[Your instructions]: Each entry below is to be extracted exactly.

[Rows]:
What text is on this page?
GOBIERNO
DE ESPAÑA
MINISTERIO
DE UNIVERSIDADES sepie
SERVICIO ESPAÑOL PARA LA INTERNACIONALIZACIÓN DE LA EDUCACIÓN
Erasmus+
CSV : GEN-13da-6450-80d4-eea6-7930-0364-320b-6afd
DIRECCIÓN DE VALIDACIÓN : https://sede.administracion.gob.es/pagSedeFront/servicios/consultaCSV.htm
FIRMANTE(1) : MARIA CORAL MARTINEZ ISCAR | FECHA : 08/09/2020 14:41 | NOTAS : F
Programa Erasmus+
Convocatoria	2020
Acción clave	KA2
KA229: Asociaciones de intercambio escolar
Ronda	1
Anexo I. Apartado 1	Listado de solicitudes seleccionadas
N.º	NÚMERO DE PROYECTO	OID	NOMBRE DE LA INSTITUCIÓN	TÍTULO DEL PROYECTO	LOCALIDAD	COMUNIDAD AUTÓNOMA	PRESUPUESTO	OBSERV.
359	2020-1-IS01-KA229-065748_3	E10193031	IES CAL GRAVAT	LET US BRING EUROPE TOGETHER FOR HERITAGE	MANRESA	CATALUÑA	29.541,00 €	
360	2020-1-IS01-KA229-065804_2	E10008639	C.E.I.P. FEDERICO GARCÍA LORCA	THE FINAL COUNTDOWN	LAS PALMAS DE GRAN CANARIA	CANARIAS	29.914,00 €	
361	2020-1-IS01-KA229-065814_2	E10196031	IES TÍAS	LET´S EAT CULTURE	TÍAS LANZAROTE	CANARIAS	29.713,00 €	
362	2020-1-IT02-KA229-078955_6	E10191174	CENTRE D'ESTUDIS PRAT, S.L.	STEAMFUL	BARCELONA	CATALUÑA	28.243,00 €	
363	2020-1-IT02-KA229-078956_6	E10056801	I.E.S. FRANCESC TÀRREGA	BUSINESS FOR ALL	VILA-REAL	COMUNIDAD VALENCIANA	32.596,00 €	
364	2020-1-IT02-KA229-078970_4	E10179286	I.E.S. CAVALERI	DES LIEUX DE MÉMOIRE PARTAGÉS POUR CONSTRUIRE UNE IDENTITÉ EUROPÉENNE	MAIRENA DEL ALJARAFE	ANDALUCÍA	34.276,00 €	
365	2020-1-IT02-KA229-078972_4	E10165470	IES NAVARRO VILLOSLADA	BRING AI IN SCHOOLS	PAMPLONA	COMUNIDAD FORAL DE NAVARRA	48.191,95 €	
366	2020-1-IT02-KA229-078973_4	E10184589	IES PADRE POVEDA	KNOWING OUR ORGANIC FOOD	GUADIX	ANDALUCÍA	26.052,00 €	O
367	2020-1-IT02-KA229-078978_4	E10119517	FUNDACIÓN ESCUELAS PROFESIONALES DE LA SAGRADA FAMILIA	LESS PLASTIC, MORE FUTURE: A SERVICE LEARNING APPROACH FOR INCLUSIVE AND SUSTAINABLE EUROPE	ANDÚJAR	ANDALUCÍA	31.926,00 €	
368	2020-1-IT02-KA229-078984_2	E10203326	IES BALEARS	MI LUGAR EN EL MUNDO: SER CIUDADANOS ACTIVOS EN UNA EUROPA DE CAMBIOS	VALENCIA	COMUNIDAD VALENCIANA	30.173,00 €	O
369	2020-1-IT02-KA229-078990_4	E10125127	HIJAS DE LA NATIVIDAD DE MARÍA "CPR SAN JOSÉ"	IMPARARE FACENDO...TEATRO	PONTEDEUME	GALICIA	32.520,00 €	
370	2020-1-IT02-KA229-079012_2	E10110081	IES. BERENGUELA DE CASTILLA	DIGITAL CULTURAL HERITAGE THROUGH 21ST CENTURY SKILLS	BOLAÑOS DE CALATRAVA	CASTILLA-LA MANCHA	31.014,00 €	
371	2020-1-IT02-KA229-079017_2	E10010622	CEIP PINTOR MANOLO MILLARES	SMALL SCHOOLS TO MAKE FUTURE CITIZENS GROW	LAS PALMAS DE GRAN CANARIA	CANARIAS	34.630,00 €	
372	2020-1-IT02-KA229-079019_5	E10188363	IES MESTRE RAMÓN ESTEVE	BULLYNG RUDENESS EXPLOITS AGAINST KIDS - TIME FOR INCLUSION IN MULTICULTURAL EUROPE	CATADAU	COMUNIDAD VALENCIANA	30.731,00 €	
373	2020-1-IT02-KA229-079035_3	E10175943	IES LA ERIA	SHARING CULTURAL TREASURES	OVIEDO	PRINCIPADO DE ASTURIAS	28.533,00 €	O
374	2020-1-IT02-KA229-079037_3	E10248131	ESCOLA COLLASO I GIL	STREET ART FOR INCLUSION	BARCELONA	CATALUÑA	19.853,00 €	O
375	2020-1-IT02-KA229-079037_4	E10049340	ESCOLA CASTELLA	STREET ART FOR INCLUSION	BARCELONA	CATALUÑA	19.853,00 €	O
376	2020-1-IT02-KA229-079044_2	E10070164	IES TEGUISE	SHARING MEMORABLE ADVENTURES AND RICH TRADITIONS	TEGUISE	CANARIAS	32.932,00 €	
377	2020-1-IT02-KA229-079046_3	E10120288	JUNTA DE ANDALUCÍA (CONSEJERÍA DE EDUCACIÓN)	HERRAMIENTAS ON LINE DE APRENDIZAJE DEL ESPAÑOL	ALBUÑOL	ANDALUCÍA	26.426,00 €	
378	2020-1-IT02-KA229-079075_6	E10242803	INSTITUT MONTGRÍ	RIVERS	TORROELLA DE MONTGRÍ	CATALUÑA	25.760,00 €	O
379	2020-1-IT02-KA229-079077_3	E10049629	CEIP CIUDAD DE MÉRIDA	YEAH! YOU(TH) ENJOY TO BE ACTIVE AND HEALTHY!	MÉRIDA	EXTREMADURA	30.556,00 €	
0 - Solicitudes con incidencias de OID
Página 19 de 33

[Result of this exercise]:
What text is on this page?
GOBIERNO
DE ESPAÑA
MINISTERIO
DE UNIVERSIDADES sepie
SERVICIO ESPAÑOL PARA LA INTERNACIONALIZACIÓN DE LA EDUCACIÓN
Erasmus+
CSV : GEN-13da-6450-80d4-eea6-7930-0364-320b-6afd
DIRECCIÓN DE VALIDACIÓN : https://sede.administracion.gob.es/pagSedeFront/servicios/consultaCSV.htm
FIRMANTE(1) : MARIA CORAL MARTINEZ ISCAR | FECHA : 08/09/2020 14:41 | NOTAS : F
Programa Erasmus+
Convocatoria	2020
Acción clave	KA2
KA229: Asociaciones de intercambio escolar
Ronda	1
Anexo I. Apartado 1	Listado de solicitudes seleccionadas
N.º	NÚMERO DE PROYECTO	OID	NOMBRE DE LA INSTITUCIÓN	TÍTULO DEL PROYECTO	LOCALIDAD	COMUNIDAD AUTÓNOMA	PRESUPUESTO	OBSERV.
359	2020-1-IS01-KA229-065748_3	E10193031	IES CAL GRAVAT	LET US BRING EUROPE TOGETHER FOR HERITAGE	MANRESA	CATALUÑA	29.541,00 €	
360	2020-1-IS01-KA229-065804_2	E10008639	C.E.I.P. FEDERICO GARCÍA LORCA	THE FINAL COUNTDOWN	LAS PALMAS DE GRAN CANARIA	CANARIAS	29.914,00 €	
361	2020-1-IS01-KA229-065814_2	E10196031	IES TÍAS	LET´S EAT CULTURE	TÍAS LANZAROTE	CANARIAS	29.713,00 €	
362	2020-1-IT02-KA229-078955_6	E10191174	CENTRE D'ESTUDIS PRAT, S.L.	STEAMFUL	BARCELONA	CATALUÑA	28.243,00 €	
363	2020-1-IT02-KA229-078956_6	E10056801	I.E.S. FRANCESC TÀRREGA	BUSINESS FOR ALL	VILA-REAL	COMUNIDAD VALENCIANA	32.596,00 €	
364	2020-1-IT02-KA229-078970_4	E10179286	I.E.S. CAVALERI	DES LIEUX DE MÉMOIRE PARTAGÉS POUR CONSTRUIRE UNE IDENTITÉ EUROPÉENNE	MAIRENA DEL ALJARAFE	ANDALUCÍA	34.276,00 €	
365	2020-1-IT02-KA229-078972_4	E10165470	IES NAVARRO VILLOSLADA	BRING AI IN SCHOOLS	PAMPLONA	COMUNIDAD FORAL DE NAVARRA	48.191,95 €	
366	2020-1-IT02-KA229-078973_4	E10184589	IES PADRE POVEDA	KNOWING OUR ORGANIC FOOD	GUADIX	ANDALUCÍA	26.052,00 €	O
367	2020-1-IT02-KA229-078978_4	E10119517	FUNDACIÓN ESCUELAS PROFESIONALES DE LA SAGRADA FAMILIA	LESS PLASTIC, MORE FUTURE: A SERVICE LEARNING APPROACH FOR INCLUSIVE AND SUSTAINABLE EUROPE	ANDÚJAR	ANDALUCÍA	31.926,00 €	
368	2020-1-IT02-KA229-078984_2	E10203326	IES BALEARS	MI LUGAR EN EL MUNDO: SER CIUDADANOS ACTIVOS EN UNA EUROPA DE CAMBIOS	VALENCIA	COMUNIDAD VALENCIANA	30.173,00 €	O
369	2020-1-IT02-KA229-078990_4	E10125127	HIJAS DE LA NATIVIDAD DE MARÍA "CPR SAN JOSÉ"	IMPARARE FACENDO...TEATRO	PONTEDEUME	GALICIA	32.520,00 €	
370	2020-1-IT02-KA229-079012_2	E10110081	IES. BERENGUELA DE CASTILLA	DIGITAL CULTURAL HERITAGE THROUGH 21ST CENTURY SKILLS	BOLAÑOS DE CALATRAVA	CASTILLA-LA MANCHA	31.014,00 €	
371	2020-1-IT02-KA229-079017_2	E10010622	CEIP PINTOR MANOLO MILLARES	SMALL SCHOOLS TO MAKE FUTURE CITIZENS GROW	LAS PALMAS DE GRAN CANARIA	CANARIAS	34.630,00 €	
372	2020-1-IT02-KA229-079019_5	E10188363	IES MESTRE RAMÓN ESTEVE	BULLYNG RUDENESS EXPLOITS AGAINST KIDS - TIME FOR INCLUSION IN MULTICULTURAL EUROPE	CATADAU	COMUNIDAD VALENCIANA	30.731,00 €	
373	2020-1-IT02-KA229-079035_3	E10175943	IES LA ERIA	SHARING CULTURAL TREASURES	OVIEDO	PRINCIPADO DE ASTURIAS	28.533,00 €	O
374	2020-1-IT02-KA229-079037_3	E10248131	ESCOLA COLLASO I GIL	STREET ART FOR INCLUSION	BARCELONA	CATALUÑA	19.853,00 €	O
375	2020-1-IT02-KA229-079037_4	E10049340	ESCOLA CASTELLA	STREET ART FOR INCLUSION	BARCELONA	CATALUÑA	19.853,00 €	O
376	2020-1-IT02-KA229-079044_2	E10070164	IES TEGUISE	SHARING MEMORABLE ADVENTURES AND RICH TRADITIONS	TEGUISE	CANARIAS	32.932,00 €	
377	2020-1-IT02-KA229-079046_3	E10120288	JUNTA DE ANDALUCÍA (CONSEJERÍA DE EDUCACIÓN)	HERRAMIENTAS ON LINE DE APRENDIZAJE DEL ESPAÑOL	ALBUÑOL	ANDALUCÍA	26.426,00 €	
378	2020-1-IT02-KA229-079075_6	E10242803	INSTITUT MONTGRÍ	RIVERS	TORROELLA DE MONTGRÍ	CATALUÑA	25.760,00 €	O
379	2020-1-IT02-KA229-079077_3	E10049629	CEIP CIUDAD DE MÉRIDA	YEAH! YOU(TH) ENJOY TO BE ACTIVE AND HEALTHY!	MÉRIDA	EXTREMADURA	30.556,00 €	
0 - Solicitudes con incidencias de OID
Página 19 de 33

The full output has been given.